(Stored data entries)
------------------------------------------------

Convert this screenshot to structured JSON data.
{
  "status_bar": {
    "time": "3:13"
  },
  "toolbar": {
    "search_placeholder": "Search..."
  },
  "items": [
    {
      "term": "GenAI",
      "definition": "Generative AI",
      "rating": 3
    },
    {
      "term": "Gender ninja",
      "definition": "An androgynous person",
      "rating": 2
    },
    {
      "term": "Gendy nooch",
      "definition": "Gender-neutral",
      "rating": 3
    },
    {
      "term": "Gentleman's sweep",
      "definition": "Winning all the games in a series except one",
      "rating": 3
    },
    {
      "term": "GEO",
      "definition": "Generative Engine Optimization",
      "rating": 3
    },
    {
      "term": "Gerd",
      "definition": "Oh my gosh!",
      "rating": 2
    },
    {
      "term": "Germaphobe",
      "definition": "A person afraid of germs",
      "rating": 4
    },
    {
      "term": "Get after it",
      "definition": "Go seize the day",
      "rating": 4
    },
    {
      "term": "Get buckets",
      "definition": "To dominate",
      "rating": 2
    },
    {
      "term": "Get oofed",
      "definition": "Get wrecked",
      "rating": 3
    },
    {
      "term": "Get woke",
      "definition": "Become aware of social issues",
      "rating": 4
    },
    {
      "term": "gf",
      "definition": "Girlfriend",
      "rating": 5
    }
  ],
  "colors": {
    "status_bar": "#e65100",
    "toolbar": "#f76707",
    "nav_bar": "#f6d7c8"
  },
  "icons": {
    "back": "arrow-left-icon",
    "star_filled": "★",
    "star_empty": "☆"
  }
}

------------------------------------------------

_THE PROBLEM_
Write down every line of the data above that includes the string "Generative".

_EXERCISE ANSWER_
      "definition": "Generative AI",
      "definition": "Generative Engine Optimization",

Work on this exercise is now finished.